Copy the lines holding the word "onset", all of them.

— start of ENTRIES —

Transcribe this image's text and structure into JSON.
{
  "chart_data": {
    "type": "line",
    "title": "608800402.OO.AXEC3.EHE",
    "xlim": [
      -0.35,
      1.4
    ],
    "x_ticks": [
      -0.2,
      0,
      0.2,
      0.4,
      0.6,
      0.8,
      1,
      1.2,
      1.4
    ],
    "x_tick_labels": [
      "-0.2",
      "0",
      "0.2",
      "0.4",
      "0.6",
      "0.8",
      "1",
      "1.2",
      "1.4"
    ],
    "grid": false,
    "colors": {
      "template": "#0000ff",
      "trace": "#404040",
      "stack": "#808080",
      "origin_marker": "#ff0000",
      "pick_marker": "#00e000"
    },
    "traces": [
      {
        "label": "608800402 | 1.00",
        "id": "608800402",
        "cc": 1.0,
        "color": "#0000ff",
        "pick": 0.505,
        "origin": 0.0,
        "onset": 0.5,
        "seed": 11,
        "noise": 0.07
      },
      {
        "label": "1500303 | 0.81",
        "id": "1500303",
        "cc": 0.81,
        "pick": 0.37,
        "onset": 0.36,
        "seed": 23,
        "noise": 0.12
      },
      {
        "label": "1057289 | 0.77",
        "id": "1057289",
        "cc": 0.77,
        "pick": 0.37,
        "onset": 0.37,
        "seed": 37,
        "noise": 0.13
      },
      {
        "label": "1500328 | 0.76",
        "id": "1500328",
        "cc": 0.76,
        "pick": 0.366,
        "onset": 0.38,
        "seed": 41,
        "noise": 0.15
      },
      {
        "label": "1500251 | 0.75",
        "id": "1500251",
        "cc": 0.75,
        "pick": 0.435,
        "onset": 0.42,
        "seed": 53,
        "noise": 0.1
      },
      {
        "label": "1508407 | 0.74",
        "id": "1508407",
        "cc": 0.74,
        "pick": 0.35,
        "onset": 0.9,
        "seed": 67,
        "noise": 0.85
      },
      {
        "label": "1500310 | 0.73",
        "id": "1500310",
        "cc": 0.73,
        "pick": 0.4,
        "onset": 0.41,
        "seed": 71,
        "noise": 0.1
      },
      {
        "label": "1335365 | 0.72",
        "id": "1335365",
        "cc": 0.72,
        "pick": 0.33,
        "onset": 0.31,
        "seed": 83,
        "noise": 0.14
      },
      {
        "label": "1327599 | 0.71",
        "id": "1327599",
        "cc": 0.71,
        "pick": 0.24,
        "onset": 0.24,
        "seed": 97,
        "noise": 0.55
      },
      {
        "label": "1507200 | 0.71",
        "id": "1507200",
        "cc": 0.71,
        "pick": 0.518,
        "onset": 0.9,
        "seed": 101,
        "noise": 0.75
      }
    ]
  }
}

— end of ENTRIES —

### ANSWER IN FULL
        "onset": 0.5,
        "onset": 0.36,
        "onset": 0.37,
        "onset": 0.38,
        "onset": 0.42,
        "onset": 0.9,
        "onset": 0.41,
        "onset": 0.31,
        "onset": 0.24,
        "onset": 0.9,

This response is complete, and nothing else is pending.